**Requirement**
Give only one thing: the number of lines that include the word "interoperability".

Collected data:
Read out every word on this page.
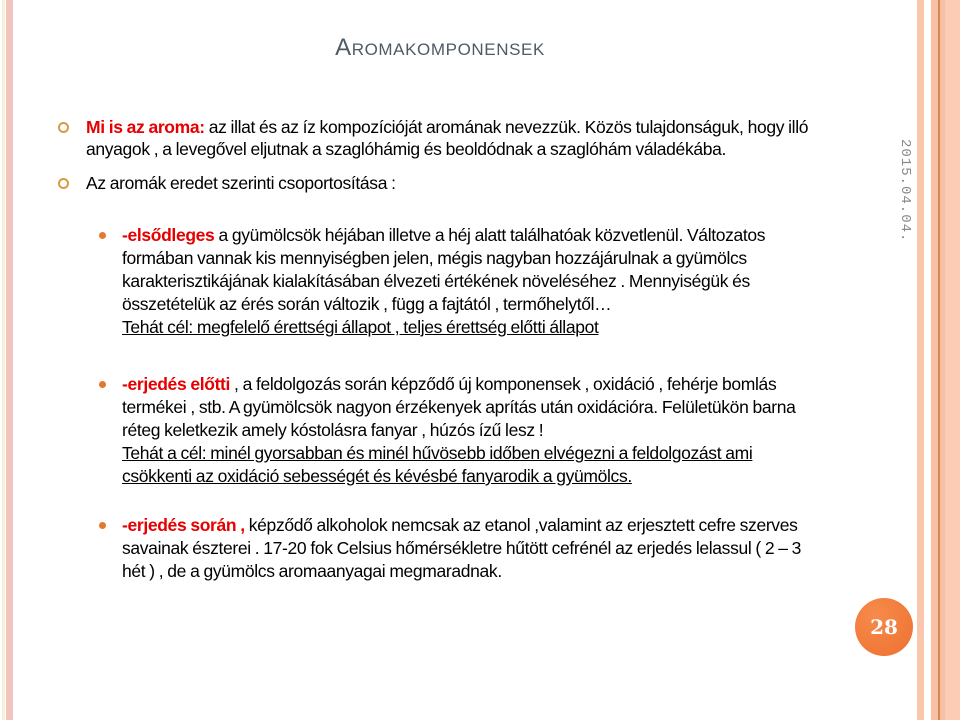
Aromakomponensek
2015.04.04.
28
Mi is az aroma: az illat és az íz kompozícióját aromának nevezzük. Közös tulajdonságuk, hogy illó anyagok , a levegővel eljutnak a szaglóhámig és beoldódnak a szaglóhám váladékába.
Az aromák eredet szerinti csoportosítása :
-elsődleges a gyümölcsök héjában illetve a héj alatt találhatóak közvetlenül. Változatos formában vannak kis mennyiségben jelen, mégis nagyban hozzájárulnak a gyümölcs karakterisztikájának kialakításában élvezeti értékének növeléséhez . Mennyiségük és összetételük az érés során változik , függ a fajtától , termőhelytől…
Tehát cél: megfelelő érettségi állapot , teljes érettség előtti állapot
-erjedés előtti , a feldolgozás során képződő új komponensek , oxidáció , fehérje bomlás termékei , stb. A gyümölcsök nagyon érzékenyek aprítás után oxidációra. Felületükön barna réteg keletkezik amely kóstolásra fanyar , húzós ízű lesz !
Tehát a cél: minél gyorsabban és minél hűvösebb időben elvégezni a feldolgozást ami csökkenti az oxidáció sebességét és kévésbé fanyarodik a gyümölcs.
-erjedés során , képződő alkoholok nemcsak az etanol ,valamint az erjesztett cefre szerves savainak észterei . 17-20 fok Celsius hőmérsékletre hűtött cefrénél az erjedés lelassul ( 2 – 3 hét ) , de a gyümölcs aromaanyagai megmaradnak.
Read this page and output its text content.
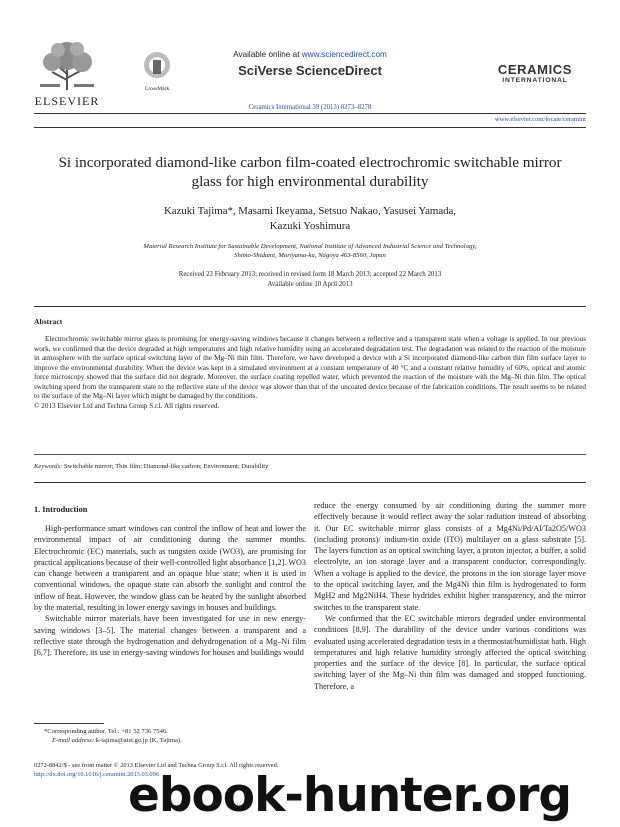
ELSEVIER
CrossMark
Available online at www.sciencedirect.com
SciVerse ScienceDirect
Ceramics International 39 (2013) 8273–8278
CERAMICS
INTERNATIONAL
www.elsevier.com/locate/ceramint
Si incorporated diamond-like carbon film-coated electrochromic switchable mirror glass for high environmental durability
Kazuki Tajima*, Masami Ikeyama, Setsuo Nakao, Yasusei Yamada,
Kazuki Yoshimura
Material Research Institute for Sustainable Development, National Institute of Advanced Industrial Science and Technology,
Shimo-Shidami, Moriyama-ku, Nagoya 463-8560, Japan
Received 22 February 2013; received in revised form 18 March 2013; accepted 22 March 2013
Available online 10 April 2013
Abstract
Electrochromic switchable mirror glass is promising for energy-saving windows because it changes between a reflective and a transparent state when a voltage is applied. In our previous work, we confirmed that the device degraded at high temperatures and high relative humidity using an accelerated degradation test. The degradation was related to the reaction of the moisture in atmosphere with the surface optical switching layer of the Mg–Ni thin film. Therefore, we have developed a device with a Si incorporated diamond-like carbon thin film surface layer to improve the environmental durability. When the device was kept in a simulated environment at a constant temperature of 40 °C and a constant relative humidity of 60%, optical and atomic force microscopy showed that the surface did not degrade. Moreover, the surface coating repelled water, which prevented the reaction of the moisture with the Mg–Ni thin film. The optical switching speed from the transparent state to the reflective state of the device was slower than that of the uncoated device because of the fabrication conditions. The result seems to be related to the surface of the Mg–Ni layer which might be damaged by the conditions.
© 2013 Elsevier Ltd and Techna Group S.r.l. All rights reserved.
Keywords: Switchable mirror; Thin film; Diamond-like carbon; Environment; Durability
1. Introduction

High-performance smart windows can control the inflow of heat and lower the environmental impact of air conditioning during the summer months. Electrochromic (EC) materials, such as tungsten oxide (WO3), are promising for practical applications because of their well-controlled light absorbance [1,2]. WO3 can change between a transparent and an opaque blue state; when it is used in conventional windows, the opaque state can absorb the sunlight and control the inflow of heat. However, the window glass can be heated by the sunlight absorbed by the material, resulting in lower energy savings in houses and buildings.

Switchable mirror materials have been investigated for use in new energy-saving windows [3–5]. The material changes between a transparent and a reflective state through the hydrogenation and dehydrogenation of a Mg–Ni film [6,7]. Therefore, its use in energy-saving windows for houses and buildings would

reduce the energy consumed by air conditioning during the summer more effectively because it would reflect away the solar radiation instead of absorbing it. Our EC switchable mirror glass consists of a Mg4Ni/Pd/Al/Ta2O5/WO3 (including protons)/ indium-tin oxide (ITO) multilayer on a glass substrate [5]. The layers function as an optical switching layer, a proton injector, a buffer, a solid electrolyte, an ion storage layer and a transparent conductor, correspondingly. When a voltage is applied to the device, the protons in the ion storage layer move to the optical switching layer, and the Mg4Ni thin film is hydrogenated to form MgH2 and Mg2NiH4. These hydrides exhibit higher transparency, and the mirror switches to the transparent state.

We confirmed that the EC switchable mirrors degraded under environmental conditions [8,9]. The durability of the device under various conditions was evaluated using accelerated degradation tests in a thermostat/humidistat bath. High temperatures and high relative humidity strongly affected the optical switching properties and the surface of the device [8]. In particular, the surface optical switching layer of the Mg–Ni thin film was damaged and stopped functioning. Therefore, a

*Corresponding author. Tel.: +81 52 736 7546.
E-mail address: k-tajima@aist.go.jp (K. Tajima).
0272-8842/$ - see front matter © 2013 Elsevier Ltd and Techna Group S.r.l. All rights reserved.
http://dx.doi.org/10.1016/j.ceramint.2013.03.096
ebook-hunter.org
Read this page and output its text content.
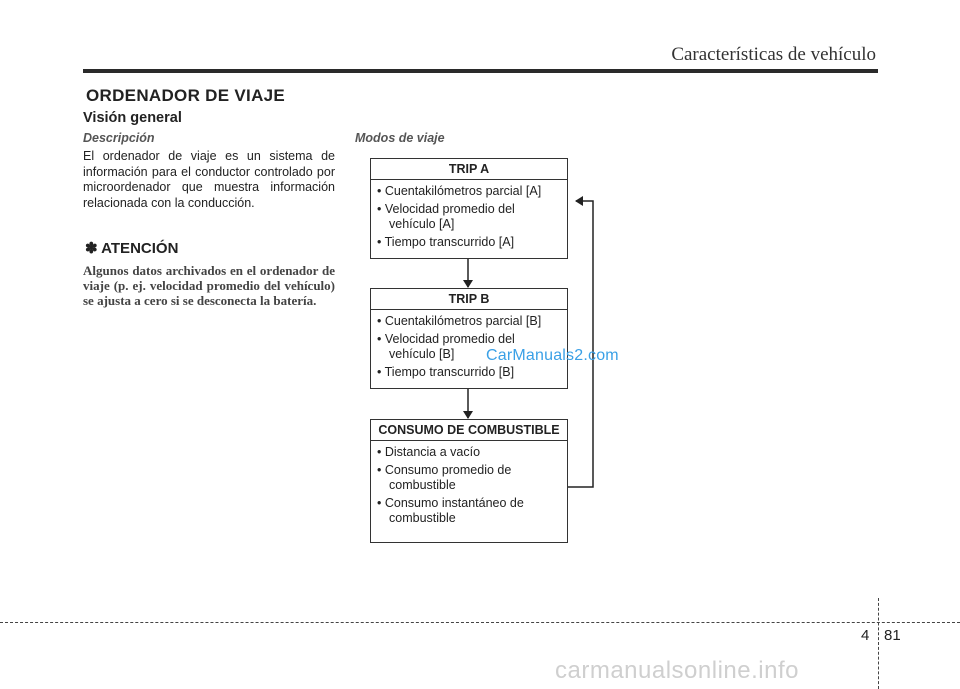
Características de vehículo
ORDENADOR DE VIAJE
Visión general
Descripción
El ordenador de viaje es un sistema de información para el conductor controlado por microordenador que muestra información relacionada con la conducción.
✽ ATENCIÓN
Algunos datos archivados en el ordenador de viaje (p. ej. velocidad promedio del vehículo) se ajusta a cero si se desconecta la batería.
Modos de viaje
TRIP A
• Cuentakilómetros parcial [A]
• Velocidad promedio del
vehículo [A]
• Tiempo transcurrido [A]
TRIP B
• Cuentakilómetros parcial [B]
• Velocidad promedio del
vehículo [B]
• Tiempo transcurrido [B]
CONSUMO DE COMBUSTIBLE
• Distancia a vacío
• Consumo promedio de
combustible
• Consumo instantáneo de
combustible
CarManuals2.com
4 81
carmanualsonline.info
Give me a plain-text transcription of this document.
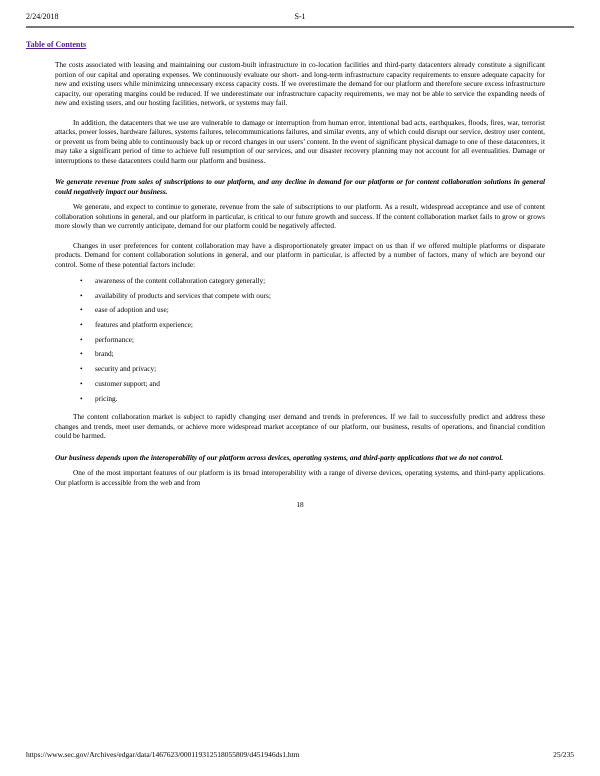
2/24/2018	S-1
Table of Contents

The costs associated with leasing and maintaining our custom-built infrastructure in co-location facilities and third-party datacenters already constitute a significant portion of our capital and operating expenses. We continuously evaluate our short- and long-term infrastructure capacity requirements to ensure adequate capacity for new and existing users while minimizing unnecessary excess capacity costs. If we overestimate the demand for our platform and therefore secure excess infrastructure capacity, our operating margins could be reduced. If we underestimate our infrastructure capacity requirements, we may not be able to service the expanding needs of new and existing users, and our hosting facilities, network, or systems may fail.

In addition, the datacenters that we use are vulnerable to damage or interruption from human error, intentional bad acts, earthquakes, floods, fires, war, terrorist attacks, power losses, hardware failures, systems failures, telecommunications failures, and similar events, any of which could disrupt our service, destroy user content, or prevent us from being able to continuously back up or record changes in our users’ content. In the event of significant physical damage to one of these datacenters, it may take a significant period of time to achieve full resumption of our services, and our disaster recovery planning may not account for all eventualities. Damage or interruptions to these datacenters could harm our platform and business.

We generate revenue from sales of subscriptions to our platform, and any decline in demand for our platform or for content collaboration solutions in general could negatively impact our business.

We generate, and expect to continue to generate, revenue from the sale of subscriptions to our platform. As a result, widespread acceptance and use of content collaboration solutions in general, and our platform in particular, is critical to our future growth and success. If the content collaboration market fails to grow or grows more slowly than we currently anticipate, demand for our platform could be negatively affected.

Changes in user preferences for content collaboration may have a disproportionately greater impact on us than if we offered multiple platforms or disparate products. Demand for content collaboration solutions in general, and our platform in particular, is affected by a number of factors, many of which are beyond our control. Some of these potential factors include:

• awareness of the content collaboration category generally;
• availability of products and services that compete with ours;
• ease of adoption and use;
• features and platform experience;
• performance;
• brand;
• security and privacy;
• customer support; and
• pricing.

The content collaboration market is subject to rapidly changing user demand and trends in preferences. If we fail to successfully predict and address these changes and trends, meet user demands, or achieve more widespread market acceptance of our platform, our business, results of operations, and financial condition could be harmed.

Our business depends upon the interoperability of our platform across devices, operating systems, and third-party applications that we do not control.

One of the most important features of our platform is its broad interoperability with a range of diverse devices, operating systems, and third-party applications. Our platform is accessible from the web and from

18
https://www.sec.gov/Archives/edgar/data/1467623/000119312518055809/d451946ds1.htm	25/235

**Solution to this exercise**
2